* **What is expected**
Search the entries below. Return every line that has "cost" in it.

* **Provided data**
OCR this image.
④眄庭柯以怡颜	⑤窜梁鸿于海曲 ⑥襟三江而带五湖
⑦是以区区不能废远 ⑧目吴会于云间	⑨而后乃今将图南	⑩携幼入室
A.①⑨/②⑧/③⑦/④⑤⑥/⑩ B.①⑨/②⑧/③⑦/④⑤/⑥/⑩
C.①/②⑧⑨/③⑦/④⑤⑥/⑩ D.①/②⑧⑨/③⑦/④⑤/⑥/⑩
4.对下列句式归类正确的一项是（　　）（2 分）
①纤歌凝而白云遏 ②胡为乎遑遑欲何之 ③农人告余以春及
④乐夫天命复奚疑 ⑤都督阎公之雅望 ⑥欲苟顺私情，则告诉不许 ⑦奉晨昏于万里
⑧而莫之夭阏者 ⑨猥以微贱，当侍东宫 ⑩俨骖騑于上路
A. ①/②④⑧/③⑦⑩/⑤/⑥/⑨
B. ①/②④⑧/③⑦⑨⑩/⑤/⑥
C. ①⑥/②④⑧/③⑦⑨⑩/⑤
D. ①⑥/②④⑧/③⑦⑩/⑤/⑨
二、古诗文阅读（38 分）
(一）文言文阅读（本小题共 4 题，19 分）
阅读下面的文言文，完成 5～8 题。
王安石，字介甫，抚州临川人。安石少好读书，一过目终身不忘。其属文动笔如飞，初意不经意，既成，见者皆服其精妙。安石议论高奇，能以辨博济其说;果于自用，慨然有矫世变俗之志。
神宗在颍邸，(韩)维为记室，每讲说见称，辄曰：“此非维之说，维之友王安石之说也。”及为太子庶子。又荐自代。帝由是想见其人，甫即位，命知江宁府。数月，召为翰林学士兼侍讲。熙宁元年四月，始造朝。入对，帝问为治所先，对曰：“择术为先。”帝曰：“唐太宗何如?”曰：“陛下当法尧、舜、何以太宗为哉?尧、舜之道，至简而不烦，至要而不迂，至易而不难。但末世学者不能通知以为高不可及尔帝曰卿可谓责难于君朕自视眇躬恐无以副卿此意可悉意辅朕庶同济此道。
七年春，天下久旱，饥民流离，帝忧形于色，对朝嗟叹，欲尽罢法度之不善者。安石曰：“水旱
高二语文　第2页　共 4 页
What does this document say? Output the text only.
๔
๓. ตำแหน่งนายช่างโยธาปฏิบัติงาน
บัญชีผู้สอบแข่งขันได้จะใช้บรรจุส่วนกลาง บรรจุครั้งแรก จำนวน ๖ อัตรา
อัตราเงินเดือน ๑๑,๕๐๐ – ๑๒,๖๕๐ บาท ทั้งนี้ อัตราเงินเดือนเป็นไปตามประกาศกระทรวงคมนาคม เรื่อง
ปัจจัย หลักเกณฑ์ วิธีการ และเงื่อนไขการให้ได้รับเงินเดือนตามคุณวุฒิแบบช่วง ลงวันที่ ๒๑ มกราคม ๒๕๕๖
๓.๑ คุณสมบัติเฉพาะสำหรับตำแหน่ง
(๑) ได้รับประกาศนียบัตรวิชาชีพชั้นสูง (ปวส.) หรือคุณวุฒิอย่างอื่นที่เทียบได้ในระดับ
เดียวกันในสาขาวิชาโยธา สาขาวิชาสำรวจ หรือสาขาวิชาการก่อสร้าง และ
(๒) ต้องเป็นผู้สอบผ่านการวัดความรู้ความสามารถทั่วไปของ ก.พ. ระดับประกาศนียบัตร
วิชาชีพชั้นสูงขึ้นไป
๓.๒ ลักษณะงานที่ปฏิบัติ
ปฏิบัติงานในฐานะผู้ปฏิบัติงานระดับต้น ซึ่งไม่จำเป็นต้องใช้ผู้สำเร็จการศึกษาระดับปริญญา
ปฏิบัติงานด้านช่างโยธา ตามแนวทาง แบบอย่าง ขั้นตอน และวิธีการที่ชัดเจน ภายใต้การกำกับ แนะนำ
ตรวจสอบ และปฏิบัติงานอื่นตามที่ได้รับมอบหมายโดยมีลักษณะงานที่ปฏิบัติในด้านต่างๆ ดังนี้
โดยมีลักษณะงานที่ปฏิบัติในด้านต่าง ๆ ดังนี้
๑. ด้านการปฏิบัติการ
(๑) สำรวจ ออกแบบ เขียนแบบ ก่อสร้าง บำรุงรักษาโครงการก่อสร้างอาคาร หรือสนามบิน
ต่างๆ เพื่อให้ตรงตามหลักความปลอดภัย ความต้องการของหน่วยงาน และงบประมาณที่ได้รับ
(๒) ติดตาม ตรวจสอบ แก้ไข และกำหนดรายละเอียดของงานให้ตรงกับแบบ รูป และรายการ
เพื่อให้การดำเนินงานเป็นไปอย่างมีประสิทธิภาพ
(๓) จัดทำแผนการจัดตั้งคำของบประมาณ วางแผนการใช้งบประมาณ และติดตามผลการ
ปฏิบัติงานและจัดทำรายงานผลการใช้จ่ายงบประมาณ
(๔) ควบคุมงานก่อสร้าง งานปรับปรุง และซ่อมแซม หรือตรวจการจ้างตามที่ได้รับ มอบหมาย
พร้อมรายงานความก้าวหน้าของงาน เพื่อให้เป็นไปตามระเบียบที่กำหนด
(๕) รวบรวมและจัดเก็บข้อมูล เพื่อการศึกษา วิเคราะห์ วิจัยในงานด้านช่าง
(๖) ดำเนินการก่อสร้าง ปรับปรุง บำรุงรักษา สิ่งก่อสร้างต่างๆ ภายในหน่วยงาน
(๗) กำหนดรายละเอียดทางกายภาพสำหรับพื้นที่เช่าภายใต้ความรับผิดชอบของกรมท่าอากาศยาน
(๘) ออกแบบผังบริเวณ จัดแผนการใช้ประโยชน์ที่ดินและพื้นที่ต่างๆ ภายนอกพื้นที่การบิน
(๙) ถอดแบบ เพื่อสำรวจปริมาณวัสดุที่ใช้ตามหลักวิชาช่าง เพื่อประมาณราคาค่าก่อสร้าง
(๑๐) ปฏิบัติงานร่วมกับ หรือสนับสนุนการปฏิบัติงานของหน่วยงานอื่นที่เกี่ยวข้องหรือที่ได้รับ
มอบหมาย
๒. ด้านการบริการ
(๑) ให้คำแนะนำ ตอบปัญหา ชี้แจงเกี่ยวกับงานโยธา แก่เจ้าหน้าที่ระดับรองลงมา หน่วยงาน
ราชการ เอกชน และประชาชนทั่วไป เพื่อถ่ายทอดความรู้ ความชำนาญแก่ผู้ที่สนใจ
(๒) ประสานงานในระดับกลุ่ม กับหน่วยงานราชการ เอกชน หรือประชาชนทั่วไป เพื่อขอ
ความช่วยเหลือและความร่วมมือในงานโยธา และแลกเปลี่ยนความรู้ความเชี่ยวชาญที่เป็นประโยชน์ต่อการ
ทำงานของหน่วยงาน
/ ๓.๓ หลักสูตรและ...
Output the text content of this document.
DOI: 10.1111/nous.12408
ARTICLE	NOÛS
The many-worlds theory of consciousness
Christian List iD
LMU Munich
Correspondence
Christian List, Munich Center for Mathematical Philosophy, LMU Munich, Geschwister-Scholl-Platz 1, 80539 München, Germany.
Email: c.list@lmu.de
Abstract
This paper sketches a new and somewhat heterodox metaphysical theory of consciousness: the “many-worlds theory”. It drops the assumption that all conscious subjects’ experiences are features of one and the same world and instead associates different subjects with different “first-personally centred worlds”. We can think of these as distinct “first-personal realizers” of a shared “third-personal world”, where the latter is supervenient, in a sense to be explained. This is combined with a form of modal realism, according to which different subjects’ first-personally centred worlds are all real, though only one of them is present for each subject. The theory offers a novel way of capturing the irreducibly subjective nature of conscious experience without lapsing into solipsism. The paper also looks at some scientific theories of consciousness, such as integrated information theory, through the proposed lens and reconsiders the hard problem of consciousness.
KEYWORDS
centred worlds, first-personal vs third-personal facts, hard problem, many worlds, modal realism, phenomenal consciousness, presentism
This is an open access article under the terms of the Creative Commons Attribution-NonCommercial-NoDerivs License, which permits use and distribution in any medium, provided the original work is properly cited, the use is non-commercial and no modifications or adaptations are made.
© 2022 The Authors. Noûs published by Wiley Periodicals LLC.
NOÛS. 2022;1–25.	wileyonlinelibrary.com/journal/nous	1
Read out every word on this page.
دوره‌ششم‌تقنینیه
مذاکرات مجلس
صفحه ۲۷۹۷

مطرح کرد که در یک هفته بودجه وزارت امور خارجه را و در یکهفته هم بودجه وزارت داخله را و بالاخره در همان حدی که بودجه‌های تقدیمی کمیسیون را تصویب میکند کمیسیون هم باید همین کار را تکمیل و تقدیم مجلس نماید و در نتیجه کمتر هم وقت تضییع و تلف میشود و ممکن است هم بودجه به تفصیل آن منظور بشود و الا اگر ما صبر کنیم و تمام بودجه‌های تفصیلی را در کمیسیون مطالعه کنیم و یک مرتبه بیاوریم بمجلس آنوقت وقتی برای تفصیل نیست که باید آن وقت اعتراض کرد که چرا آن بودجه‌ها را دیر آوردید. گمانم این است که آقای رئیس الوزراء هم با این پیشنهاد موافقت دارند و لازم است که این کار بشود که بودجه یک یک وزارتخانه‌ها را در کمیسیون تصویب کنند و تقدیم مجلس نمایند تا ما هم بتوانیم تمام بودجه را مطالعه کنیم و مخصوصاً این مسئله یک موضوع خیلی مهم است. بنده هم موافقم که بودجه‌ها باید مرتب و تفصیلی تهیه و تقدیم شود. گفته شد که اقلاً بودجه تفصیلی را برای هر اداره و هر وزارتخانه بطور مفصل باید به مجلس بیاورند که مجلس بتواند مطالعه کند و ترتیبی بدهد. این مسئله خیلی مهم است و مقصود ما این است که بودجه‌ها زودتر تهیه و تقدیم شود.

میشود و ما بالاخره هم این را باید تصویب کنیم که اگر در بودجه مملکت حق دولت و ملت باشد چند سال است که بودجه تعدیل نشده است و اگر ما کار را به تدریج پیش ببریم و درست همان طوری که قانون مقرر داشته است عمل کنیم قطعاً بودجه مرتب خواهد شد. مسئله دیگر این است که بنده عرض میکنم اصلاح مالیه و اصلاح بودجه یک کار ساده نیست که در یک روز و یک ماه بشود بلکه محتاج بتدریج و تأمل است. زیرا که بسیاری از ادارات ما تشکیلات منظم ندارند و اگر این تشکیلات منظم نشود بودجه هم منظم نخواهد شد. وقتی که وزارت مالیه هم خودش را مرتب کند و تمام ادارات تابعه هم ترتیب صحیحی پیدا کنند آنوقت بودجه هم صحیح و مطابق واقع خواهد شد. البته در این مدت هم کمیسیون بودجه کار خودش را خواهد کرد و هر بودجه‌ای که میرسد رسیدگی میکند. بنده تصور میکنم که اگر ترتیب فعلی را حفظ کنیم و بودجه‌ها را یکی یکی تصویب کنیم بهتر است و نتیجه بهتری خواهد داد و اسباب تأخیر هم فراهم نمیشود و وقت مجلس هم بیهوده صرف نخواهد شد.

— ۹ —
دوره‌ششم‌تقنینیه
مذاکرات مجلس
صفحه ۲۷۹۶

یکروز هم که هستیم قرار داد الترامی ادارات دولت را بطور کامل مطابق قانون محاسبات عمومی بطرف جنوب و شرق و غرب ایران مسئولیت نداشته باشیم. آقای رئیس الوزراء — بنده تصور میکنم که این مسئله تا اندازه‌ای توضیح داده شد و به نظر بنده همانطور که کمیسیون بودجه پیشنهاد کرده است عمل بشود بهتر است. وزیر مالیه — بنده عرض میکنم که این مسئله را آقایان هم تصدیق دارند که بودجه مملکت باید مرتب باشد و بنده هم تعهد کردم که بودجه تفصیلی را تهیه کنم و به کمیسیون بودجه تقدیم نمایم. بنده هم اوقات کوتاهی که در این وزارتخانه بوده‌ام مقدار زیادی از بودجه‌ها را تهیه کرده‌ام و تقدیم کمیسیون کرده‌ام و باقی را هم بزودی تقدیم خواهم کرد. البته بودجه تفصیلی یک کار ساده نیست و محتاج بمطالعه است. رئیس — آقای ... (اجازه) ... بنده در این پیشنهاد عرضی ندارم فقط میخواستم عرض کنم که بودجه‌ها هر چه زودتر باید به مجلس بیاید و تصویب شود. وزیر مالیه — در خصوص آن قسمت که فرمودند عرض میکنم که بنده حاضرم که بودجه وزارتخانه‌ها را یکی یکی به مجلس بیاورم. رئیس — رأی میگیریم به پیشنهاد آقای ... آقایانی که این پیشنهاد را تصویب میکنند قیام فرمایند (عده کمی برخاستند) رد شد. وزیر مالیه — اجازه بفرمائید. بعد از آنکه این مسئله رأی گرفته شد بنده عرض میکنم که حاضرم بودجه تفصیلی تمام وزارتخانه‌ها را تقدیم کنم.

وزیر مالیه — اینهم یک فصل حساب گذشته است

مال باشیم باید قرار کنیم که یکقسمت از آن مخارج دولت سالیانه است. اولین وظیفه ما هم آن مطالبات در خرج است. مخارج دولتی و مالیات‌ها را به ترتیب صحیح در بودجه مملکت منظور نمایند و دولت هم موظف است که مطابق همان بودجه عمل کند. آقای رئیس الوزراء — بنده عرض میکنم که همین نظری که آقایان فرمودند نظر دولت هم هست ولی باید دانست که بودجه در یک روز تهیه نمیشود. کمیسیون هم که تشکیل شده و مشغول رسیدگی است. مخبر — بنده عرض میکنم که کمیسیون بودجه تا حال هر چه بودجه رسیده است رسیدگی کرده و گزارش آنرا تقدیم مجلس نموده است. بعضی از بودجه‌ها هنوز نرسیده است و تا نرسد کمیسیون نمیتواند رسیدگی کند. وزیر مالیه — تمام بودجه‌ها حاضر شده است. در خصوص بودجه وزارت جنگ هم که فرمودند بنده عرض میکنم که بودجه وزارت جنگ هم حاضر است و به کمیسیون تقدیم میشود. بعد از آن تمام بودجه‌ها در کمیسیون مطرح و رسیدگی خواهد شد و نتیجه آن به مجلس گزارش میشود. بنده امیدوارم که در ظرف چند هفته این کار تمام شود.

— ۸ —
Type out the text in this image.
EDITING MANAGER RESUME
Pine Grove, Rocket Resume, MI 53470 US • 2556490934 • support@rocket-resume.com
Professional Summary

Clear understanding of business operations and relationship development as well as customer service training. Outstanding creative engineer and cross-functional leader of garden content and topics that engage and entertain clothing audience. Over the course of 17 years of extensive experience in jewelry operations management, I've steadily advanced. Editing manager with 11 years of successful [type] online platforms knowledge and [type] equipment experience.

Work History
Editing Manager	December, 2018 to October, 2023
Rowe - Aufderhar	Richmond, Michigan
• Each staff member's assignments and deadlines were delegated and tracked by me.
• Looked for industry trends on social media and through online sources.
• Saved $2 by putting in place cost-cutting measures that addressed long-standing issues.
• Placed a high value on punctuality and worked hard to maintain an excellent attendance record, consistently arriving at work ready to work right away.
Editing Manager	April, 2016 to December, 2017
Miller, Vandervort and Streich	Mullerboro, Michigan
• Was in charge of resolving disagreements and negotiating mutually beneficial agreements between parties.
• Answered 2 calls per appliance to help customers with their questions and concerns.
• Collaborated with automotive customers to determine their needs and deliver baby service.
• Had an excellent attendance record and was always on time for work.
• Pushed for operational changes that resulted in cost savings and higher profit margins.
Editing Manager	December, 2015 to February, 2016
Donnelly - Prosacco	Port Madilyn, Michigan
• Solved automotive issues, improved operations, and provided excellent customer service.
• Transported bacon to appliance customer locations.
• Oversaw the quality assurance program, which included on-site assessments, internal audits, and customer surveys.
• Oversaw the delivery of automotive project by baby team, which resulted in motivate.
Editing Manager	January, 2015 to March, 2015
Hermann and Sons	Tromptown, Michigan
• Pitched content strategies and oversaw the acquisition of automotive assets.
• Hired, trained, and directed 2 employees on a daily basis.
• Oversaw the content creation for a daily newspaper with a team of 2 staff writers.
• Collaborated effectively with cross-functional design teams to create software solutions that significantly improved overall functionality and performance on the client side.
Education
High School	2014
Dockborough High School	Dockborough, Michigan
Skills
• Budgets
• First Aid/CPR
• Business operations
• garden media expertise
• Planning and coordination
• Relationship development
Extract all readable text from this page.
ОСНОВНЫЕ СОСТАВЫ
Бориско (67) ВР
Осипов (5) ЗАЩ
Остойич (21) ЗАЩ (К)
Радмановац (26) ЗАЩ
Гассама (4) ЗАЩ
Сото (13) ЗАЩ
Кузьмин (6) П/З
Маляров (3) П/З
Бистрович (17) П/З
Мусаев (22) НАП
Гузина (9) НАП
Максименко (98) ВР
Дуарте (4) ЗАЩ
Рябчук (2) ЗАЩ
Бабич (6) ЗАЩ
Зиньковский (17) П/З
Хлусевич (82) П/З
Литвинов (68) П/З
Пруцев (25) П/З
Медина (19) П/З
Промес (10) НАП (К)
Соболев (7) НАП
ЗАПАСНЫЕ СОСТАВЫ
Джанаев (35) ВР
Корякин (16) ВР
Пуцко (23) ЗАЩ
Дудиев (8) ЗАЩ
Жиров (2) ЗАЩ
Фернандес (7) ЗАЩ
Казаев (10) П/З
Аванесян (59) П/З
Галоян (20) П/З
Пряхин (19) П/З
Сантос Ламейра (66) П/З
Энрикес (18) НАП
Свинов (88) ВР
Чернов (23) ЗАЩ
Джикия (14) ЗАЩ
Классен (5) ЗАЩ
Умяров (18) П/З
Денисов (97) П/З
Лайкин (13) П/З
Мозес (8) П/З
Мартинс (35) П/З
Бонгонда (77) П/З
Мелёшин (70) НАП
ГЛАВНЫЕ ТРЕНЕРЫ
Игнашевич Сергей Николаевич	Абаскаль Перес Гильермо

* **Worked answer**
• Saved $2 by putting in place cost-cutting measures that addressed long-standing issues.
• Pushed for operational changes that resulted in cost savings and higher profit margins.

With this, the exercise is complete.